From the data below, copy each line that includes the word "Födelseöverskott".

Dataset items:
──────────────────────────────
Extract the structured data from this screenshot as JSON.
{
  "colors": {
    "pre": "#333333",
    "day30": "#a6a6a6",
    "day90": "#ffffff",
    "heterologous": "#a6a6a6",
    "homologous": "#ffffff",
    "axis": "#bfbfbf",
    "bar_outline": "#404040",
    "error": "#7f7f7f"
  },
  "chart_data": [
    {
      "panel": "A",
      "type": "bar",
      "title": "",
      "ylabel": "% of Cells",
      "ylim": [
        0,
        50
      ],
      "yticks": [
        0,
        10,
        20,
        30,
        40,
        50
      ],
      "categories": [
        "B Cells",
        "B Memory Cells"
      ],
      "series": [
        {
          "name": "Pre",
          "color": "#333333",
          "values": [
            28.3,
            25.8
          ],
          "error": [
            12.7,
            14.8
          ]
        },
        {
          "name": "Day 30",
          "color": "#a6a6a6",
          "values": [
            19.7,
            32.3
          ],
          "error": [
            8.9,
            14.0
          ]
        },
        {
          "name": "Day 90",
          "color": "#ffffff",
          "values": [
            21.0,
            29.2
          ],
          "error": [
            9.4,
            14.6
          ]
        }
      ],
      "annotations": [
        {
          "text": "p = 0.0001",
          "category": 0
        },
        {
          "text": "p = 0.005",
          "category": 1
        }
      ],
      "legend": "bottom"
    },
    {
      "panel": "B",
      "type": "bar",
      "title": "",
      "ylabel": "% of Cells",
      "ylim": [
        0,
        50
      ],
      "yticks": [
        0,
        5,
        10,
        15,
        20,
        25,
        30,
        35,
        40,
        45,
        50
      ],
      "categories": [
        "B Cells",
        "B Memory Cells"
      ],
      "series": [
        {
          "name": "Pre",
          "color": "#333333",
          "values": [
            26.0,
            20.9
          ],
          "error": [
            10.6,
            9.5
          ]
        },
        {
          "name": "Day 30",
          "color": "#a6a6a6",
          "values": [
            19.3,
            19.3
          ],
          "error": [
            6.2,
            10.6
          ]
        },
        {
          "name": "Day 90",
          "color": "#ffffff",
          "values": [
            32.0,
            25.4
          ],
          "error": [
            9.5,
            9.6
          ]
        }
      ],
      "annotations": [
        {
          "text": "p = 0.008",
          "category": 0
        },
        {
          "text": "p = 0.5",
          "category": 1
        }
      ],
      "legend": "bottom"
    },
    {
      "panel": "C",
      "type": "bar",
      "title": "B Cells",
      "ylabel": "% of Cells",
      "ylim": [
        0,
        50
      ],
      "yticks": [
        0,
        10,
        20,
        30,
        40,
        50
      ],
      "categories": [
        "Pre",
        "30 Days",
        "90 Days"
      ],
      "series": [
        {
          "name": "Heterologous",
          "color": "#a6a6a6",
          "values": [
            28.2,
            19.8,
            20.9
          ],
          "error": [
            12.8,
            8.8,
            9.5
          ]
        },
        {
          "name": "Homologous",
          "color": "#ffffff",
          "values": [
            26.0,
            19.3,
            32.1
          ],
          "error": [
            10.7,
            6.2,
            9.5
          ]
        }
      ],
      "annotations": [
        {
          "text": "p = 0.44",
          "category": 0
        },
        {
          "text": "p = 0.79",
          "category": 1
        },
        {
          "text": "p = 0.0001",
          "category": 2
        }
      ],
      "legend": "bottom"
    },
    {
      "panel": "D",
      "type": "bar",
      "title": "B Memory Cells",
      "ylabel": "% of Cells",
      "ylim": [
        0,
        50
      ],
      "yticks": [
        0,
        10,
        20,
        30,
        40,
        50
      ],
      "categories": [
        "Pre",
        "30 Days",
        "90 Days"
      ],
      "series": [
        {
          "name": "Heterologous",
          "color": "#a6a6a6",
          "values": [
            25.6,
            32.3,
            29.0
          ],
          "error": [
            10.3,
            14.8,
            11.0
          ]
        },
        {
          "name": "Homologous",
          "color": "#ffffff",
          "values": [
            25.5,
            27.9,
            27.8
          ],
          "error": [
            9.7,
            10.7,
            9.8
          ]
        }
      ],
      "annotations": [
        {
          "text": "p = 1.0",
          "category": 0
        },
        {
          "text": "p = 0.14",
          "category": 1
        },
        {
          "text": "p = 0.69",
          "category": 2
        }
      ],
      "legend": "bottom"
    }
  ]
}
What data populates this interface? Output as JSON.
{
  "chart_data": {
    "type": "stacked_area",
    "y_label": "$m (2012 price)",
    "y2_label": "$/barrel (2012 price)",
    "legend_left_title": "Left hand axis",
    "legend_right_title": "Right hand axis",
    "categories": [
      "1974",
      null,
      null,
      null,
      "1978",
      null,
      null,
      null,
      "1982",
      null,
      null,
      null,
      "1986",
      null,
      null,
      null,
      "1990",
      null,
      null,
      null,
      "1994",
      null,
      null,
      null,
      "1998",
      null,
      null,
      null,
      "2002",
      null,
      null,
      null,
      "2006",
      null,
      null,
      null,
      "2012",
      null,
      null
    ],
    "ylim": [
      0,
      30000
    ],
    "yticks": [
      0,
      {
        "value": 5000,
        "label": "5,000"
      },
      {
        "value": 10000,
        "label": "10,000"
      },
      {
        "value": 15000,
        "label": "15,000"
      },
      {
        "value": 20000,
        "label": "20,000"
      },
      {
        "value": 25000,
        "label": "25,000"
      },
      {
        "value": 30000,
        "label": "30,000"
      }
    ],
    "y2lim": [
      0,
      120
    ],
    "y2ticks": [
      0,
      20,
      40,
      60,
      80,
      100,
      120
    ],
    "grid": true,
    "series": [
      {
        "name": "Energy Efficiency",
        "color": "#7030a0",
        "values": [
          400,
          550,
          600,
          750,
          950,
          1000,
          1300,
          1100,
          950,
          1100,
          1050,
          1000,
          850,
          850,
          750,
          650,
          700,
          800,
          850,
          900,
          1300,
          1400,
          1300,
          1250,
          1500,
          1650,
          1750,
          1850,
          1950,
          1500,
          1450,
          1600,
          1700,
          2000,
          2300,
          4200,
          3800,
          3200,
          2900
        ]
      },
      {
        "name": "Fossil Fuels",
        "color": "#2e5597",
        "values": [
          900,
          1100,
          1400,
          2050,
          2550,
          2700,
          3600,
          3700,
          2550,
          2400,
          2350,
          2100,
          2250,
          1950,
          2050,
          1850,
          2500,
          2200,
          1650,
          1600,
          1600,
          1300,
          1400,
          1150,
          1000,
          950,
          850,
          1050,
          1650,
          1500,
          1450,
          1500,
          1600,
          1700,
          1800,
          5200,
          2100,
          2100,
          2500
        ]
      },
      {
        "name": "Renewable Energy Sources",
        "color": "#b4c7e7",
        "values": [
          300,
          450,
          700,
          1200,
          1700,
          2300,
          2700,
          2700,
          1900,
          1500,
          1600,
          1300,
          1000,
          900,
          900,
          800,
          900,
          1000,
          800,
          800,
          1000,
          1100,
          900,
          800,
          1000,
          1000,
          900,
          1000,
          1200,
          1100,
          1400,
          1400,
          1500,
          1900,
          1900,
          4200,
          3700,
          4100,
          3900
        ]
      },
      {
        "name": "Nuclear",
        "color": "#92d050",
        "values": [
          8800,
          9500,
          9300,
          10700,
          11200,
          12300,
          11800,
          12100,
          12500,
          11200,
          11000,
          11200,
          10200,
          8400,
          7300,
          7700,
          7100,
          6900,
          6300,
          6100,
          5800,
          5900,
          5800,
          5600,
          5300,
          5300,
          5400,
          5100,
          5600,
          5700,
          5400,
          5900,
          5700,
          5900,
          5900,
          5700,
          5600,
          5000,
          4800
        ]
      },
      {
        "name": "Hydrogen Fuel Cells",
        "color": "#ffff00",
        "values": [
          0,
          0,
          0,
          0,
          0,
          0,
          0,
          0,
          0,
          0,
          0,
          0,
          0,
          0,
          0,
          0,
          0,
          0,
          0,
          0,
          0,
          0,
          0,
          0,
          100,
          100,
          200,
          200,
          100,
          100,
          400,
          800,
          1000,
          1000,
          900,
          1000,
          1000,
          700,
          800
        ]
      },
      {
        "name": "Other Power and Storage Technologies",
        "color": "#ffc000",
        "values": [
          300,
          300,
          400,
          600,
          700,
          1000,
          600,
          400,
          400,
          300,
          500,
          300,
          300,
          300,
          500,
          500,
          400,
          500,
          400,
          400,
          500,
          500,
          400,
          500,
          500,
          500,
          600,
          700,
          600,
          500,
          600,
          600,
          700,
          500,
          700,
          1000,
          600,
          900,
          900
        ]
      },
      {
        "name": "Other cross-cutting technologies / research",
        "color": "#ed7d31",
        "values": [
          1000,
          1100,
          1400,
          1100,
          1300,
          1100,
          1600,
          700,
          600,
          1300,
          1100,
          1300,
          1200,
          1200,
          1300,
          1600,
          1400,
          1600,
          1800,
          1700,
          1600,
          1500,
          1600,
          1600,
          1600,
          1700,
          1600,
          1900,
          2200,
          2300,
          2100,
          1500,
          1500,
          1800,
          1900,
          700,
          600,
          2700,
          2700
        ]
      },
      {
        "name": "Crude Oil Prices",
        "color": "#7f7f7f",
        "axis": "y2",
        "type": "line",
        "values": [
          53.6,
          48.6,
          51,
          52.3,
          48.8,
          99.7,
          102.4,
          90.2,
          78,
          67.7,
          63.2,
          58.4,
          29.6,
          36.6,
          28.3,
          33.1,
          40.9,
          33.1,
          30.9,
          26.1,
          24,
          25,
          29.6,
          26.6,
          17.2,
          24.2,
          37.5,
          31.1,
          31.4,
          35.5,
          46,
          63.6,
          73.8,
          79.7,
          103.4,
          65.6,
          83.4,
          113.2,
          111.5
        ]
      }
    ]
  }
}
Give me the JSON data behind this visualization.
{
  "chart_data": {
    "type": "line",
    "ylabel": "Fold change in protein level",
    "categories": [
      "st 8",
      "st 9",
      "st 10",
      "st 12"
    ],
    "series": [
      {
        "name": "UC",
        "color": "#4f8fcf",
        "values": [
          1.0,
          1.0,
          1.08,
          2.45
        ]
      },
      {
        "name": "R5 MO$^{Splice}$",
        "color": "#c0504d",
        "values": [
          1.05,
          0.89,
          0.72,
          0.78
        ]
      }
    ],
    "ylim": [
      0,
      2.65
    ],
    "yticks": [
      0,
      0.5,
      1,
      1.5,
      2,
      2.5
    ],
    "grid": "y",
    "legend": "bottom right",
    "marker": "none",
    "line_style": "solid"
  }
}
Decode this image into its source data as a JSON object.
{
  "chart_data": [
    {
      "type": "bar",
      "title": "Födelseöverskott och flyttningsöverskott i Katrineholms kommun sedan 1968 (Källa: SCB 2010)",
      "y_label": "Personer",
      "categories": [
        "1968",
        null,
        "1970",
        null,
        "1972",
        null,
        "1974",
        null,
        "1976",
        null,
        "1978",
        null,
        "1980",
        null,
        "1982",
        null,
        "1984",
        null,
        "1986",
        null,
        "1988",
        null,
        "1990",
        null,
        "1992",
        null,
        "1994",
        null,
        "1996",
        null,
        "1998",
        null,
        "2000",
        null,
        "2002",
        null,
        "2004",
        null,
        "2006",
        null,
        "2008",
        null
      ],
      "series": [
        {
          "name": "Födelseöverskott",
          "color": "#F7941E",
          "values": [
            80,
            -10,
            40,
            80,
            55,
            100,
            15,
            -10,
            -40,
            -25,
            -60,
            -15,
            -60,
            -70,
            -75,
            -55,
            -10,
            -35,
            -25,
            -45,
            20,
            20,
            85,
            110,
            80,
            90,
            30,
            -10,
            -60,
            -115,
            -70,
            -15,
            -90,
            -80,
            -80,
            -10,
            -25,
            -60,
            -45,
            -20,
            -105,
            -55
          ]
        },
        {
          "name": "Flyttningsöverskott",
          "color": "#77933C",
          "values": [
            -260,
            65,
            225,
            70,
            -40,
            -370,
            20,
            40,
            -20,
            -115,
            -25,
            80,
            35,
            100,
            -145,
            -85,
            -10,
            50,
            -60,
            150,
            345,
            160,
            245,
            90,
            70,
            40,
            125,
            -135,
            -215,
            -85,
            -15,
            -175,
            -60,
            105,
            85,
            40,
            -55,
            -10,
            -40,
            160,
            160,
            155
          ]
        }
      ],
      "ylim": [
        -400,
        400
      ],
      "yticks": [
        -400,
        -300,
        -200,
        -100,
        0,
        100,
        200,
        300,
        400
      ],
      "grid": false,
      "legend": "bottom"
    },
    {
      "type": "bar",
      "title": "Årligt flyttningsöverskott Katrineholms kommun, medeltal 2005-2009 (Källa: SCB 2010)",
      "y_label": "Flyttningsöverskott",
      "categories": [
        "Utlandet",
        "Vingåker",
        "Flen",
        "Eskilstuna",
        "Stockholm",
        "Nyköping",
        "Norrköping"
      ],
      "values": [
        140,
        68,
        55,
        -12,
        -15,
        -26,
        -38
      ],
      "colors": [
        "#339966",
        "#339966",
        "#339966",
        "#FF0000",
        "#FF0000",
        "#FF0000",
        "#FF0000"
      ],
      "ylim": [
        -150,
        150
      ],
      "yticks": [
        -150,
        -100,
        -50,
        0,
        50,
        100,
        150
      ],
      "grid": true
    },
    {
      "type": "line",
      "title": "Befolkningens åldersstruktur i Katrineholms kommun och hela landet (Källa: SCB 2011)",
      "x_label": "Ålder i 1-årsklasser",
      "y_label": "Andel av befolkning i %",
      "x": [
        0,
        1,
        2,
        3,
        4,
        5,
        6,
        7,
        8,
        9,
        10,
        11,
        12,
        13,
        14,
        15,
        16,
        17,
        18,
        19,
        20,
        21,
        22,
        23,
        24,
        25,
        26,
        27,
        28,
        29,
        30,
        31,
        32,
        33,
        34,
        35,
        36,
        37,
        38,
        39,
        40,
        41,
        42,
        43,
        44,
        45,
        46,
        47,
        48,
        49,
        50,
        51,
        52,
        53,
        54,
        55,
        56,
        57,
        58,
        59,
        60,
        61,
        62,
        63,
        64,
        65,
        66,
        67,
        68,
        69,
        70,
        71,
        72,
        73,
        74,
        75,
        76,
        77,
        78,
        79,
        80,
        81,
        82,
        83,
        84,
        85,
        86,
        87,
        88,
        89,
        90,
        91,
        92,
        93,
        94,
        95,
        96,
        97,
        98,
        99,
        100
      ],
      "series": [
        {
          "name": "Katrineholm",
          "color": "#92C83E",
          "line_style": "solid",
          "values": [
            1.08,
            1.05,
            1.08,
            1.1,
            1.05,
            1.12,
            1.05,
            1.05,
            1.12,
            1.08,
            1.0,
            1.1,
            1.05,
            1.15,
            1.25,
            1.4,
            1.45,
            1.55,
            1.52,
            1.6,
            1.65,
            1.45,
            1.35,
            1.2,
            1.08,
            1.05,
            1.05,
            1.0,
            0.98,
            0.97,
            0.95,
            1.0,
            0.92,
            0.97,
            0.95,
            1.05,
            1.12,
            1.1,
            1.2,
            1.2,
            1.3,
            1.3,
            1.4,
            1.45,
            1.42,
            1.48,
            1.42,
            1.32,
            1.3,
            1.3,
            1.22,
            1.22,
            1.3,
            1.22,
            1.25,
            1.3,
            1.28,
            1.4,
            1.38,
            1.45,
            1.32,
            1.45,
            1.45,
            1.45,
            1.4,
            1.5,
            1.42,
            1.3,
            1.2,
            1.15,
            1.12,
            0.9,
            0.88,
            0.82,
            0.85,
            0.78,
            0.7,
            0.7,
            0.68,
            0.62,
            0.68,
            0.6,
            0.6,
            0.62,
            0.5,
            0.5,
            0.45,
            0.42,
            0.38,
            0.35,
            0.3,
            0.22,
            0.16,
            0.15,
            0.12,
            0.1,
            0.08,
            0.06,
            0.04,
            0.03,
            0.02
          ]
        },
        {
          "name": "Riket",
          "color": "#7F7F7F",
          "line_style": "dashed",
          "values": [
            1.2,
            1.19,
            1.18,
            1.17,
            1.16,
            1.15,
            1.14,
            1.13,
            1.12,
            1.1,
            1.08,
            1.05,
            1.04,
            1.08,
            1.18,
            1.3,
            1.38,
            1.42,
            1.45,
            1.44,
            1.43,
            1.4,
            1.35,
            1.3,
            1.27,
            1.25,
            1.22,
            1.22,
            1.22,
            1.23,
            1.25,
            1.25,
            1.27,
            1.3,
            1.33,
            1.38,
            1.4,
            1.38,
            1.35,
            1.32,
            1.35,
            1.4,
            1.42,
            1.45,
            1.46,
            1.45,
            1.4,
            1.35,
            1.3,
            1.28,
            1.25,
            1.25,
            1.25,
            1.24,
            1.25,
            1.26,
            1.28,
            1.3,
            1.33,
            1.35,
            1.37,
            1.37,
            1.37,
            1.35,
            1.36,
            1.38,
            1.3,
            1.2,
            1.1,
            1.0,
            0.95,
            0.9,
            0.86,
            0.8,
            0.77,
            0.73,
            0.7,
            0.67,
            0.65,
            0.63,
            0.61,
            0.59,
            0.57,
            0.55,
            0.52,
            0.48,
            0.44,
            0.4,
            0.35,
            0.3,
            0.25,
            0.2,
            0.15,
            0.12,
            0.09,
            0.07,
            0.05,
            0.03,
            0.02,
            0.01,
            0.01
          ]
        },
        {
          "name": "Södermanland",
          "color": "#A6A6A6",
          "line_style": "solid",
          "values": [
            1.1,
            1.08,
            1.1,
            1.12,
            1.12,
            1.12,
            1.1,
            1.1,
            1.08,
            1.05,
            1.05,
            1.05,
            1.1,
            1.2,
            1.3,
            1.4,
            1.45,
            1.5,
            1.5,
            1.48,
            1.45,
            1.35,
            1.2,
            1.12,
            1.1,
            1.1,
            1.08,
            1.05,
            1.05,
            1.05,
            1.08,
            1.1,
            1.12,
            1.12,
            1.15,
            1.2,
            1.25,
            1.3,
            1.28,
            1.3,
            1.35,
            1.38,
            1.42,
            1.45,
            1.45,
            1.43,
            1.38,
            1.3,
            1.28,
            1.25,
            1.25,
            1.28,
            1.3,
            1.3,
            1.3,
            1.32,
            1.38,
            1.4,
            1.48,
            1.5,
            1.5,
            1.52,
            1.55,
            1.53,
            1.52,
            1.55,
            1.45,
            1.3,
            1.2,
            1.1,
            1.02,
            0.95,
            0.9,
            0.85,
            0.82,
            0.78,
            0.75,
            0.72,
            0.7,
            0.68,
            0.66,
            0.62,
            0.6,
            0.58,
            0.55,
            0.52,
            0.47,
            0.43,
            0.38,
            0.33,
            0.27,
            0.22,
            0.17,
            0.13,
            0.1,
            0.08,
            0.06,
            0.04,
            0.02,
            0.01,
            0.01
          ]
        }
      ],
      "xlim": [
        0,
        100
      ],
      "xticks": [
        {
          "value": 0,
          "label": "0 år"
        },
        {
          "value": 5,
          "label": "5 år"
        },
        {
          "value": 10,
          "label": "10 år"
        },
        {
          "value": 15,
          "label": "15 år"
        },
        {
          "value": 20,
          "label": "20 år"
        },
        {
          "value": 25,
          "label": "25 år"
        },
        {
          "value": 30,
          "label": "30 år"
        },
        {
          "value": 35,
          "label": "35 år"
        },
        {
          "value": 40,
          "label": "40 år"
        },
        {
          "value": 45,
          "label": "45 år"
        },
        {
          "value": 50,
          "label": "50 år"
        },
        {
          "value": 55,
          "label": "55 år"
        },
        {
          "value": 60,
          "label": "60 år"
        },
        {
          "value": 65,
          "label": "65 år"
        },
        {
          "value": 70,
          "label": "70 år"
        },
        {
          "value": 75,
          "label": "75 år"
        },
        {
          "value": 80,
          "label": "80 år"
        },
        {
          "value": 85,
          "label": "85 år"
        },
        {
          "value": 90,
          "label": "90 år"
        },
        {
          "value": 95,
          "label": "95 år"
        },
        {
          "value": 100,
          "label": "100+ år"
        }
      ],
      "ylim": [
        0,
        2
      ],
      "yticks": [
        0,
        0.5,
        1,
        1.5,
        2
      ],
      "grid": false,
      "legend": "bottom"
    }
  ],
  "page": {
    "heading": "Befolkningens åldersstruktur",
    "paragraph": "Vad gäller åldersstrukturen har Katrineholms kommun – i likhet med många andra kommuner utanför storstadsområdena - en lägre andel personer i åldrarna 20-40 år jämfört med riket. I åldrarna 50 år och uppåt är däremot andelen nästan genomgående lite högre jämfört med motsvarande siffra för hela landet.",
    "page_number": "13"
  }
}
──────────────────────────────
▸ **Task response**:
      "title": "Födelseöverskott och flyttningsöverskott i Katrineholms kommun sedan 1968 (Källa: SCB 2010)",
          "name": "Födelseöverskott",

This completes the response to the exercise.